— start —

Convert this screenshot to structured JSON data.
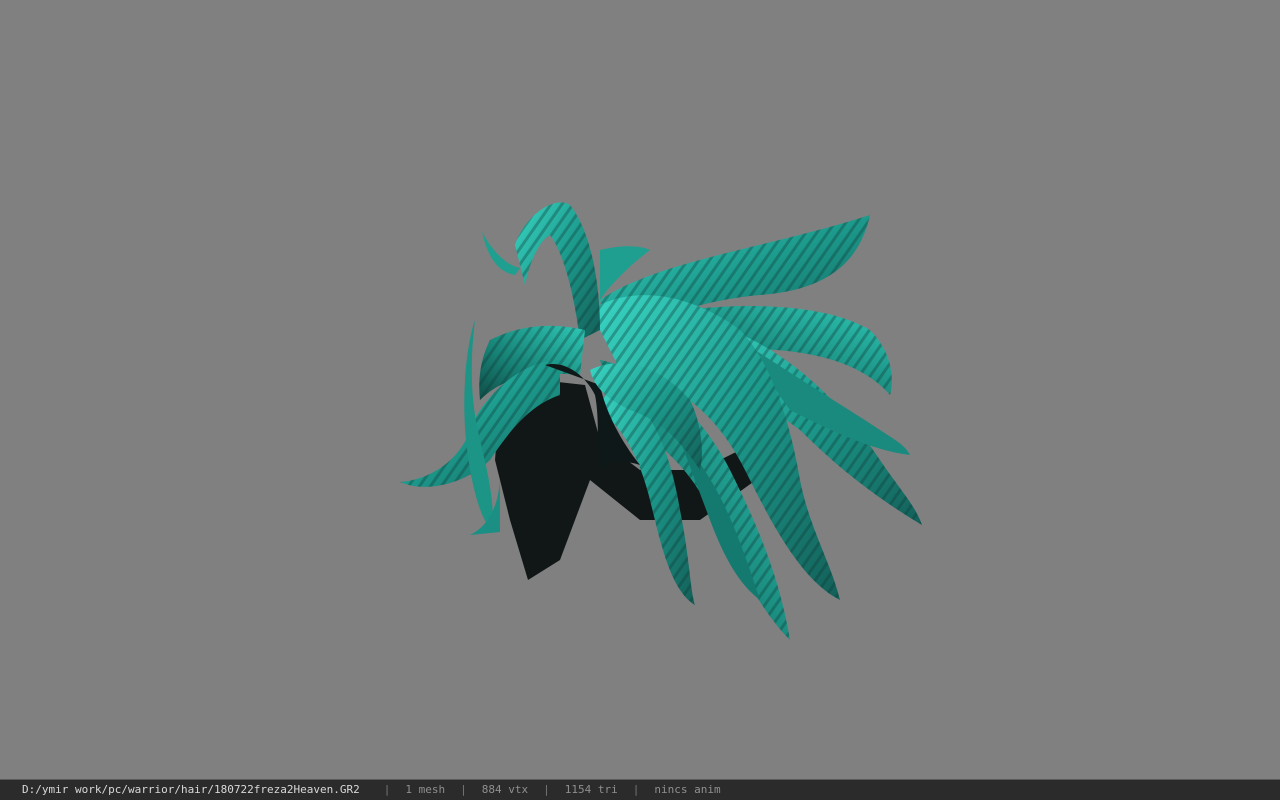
{
  "colors": {
    "viewport_bg": "#808080",
    "statusbar_bg": "#2b2b2b",
    "hair_light": "#2fc4b2",
    "hair_mid": "#1b8f84",
    "hair_dark": "#121c1c"
  },
  "statusbar": {
    "file_path": "D:/ymir work/pc/warrior/hair/180722freza2Heaven.GR2",
    "separator": "|",
    "mesh_count": "1 mesh",
    "vertex_count": "884 vtx",
    "triangle_count": "1154 tri",
    "anim_status": "nincs anim"
  }
}
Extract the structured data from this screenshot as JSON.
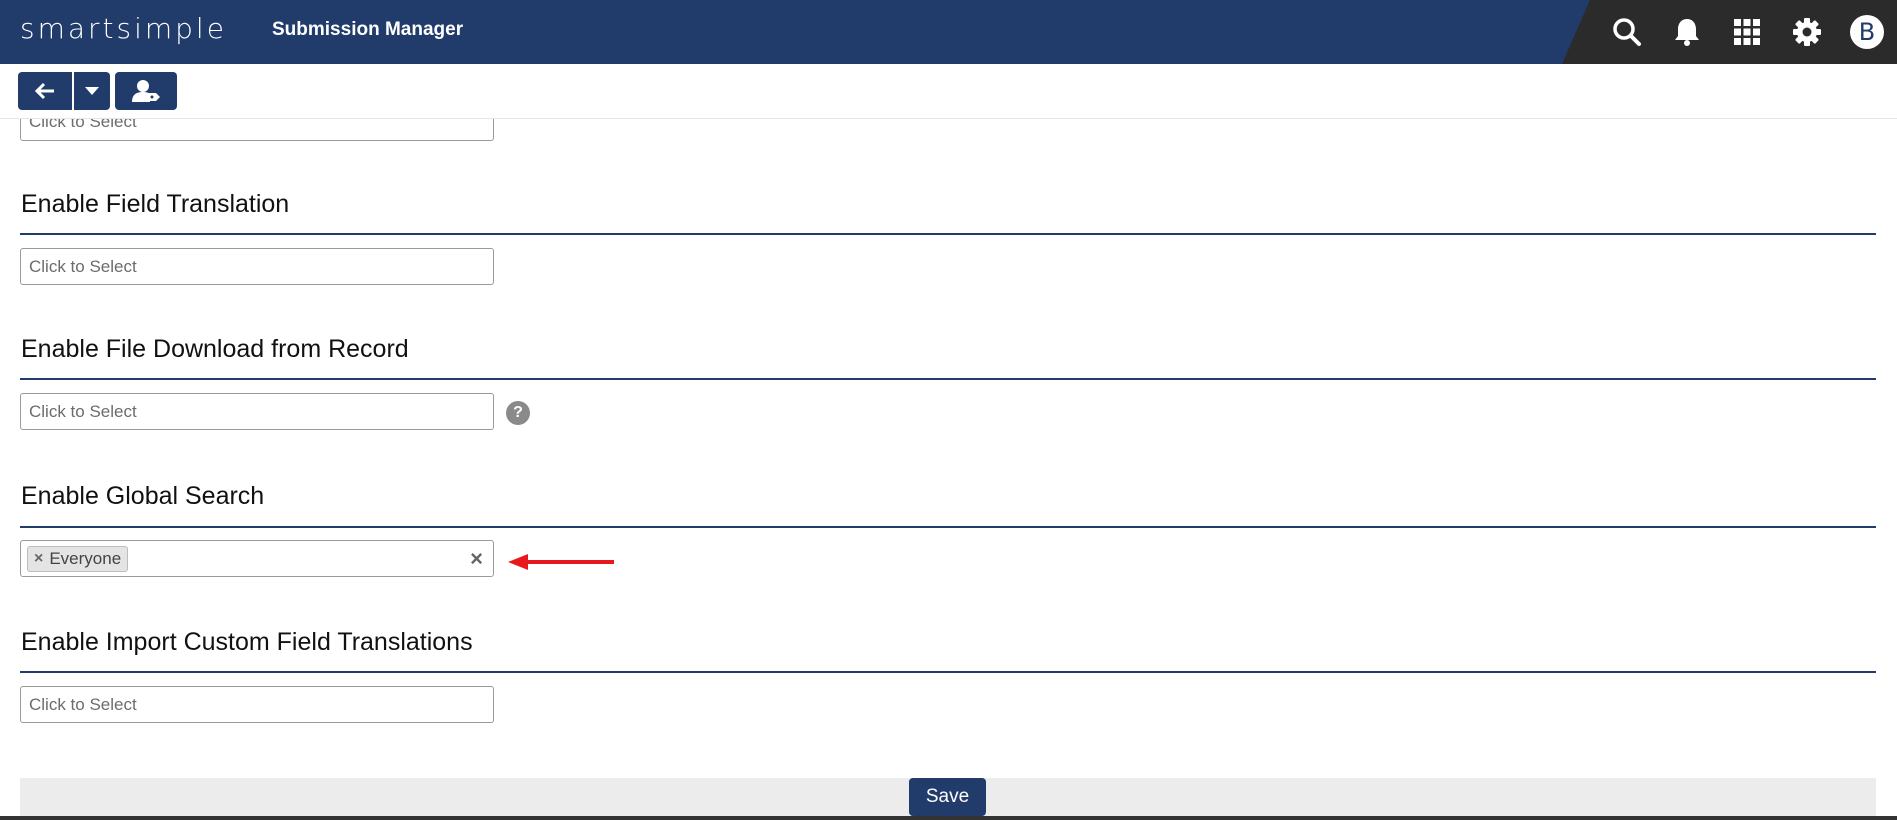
{
  "header": {
    "logo_text": "smartsimple",
    "app_title": "Submission Manager",
    "icons": [
      "search-icon",
      "bell-icon",
      "grid-icon",
      "gear-icon"
    ],
    "avatar_letter": "B",
    "brand_color": "#213b6b"
  },
  "toolbar": {
    "icons": [
      "arrow-left-icon",
      "caret-down-icon",
      "user-tag-icon"
    ]
  },
  "form": {
    "partial_top_placeholder": "Click to Select",
    "sections": [
      {
        "title": "Enable Field Translation",
        "placeholder": "Click to Select"
      },
      {
        "title": "Enable File Download from Record",
        "placeholder": "Click to Select",
        "help": "?"
      },
      {
        "title": "Enable Global Search",
        "selected": [
          "Everyone"
        ]
      },
      {
        "title": "Enable Import Custom Field Translations",
        "placeholder": "Click to Select"
      }
    ],
    "save_label": "Save"
  },
  "annotation": {
    "arrow_color": "#e8191c"
  }
}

— end —

**Stated problem**
Repeat the data in full and exactly. Omit pictures.

**Expected output**
Convert this screenshot to structured JSON data.
{
  "colors": {
    "viewport_bg": "#808080",
    "statusbar_bg": "#2b2b2b",
    "hair_light": "#2fc4b2",
    "hair_mid": "#1b8f84",
    "hair_dark": "#121c1c"
  },
  "statusbar": {
    "file_path": "D:/ymir work/pc/warrior/hair/180722freza2Heaven.GR2",
    "separator": "|",
    "mesh_count": "1 mesh",
    "vertex_count": "884 vtx",
    "triangle_count": "1154 tri",
    "anim_status": "nincs anim"
  }
}
Extract the structured data from this screenshot as JSON.
{
  "header": {
    "logo_text": "smartsimple",
    "app_title": "Submission Manager",
    "icons": [
      "search-icon",
      "bell-icon",
      "grid-icon",
      "gear-icon"
    ],
    "avatar_letter": "B",
    "brand_color": "#213b6b"
  },
  "toolbar": {
    "icons": [
      "arrow-left-icon",
      "caret-down-icon",
      "user-tag-icon"
    ]
  },
  "form": {
    "partial_top_placeholder": "Click to Select",
    "sections": [
      {
        "title": "Enable Field Translation",
        "placeholder": "Click to Select"
      },
      {
        "title": "Enable File Download from Record",
        "placeholder": "Click to Select",
        "help": "?"
      },
      {
        "title": "Enable Global Search",
        "selected": [
          "Everyone"
        ]
      },
      {
        "title": "Enable Import Custom Field Translations",
        "placeholder": "Click to Select"
      }
    ],
    "save_label": "Save"
  },
  "annotation": {
    "arrow_color": "#e8191c"
  }
}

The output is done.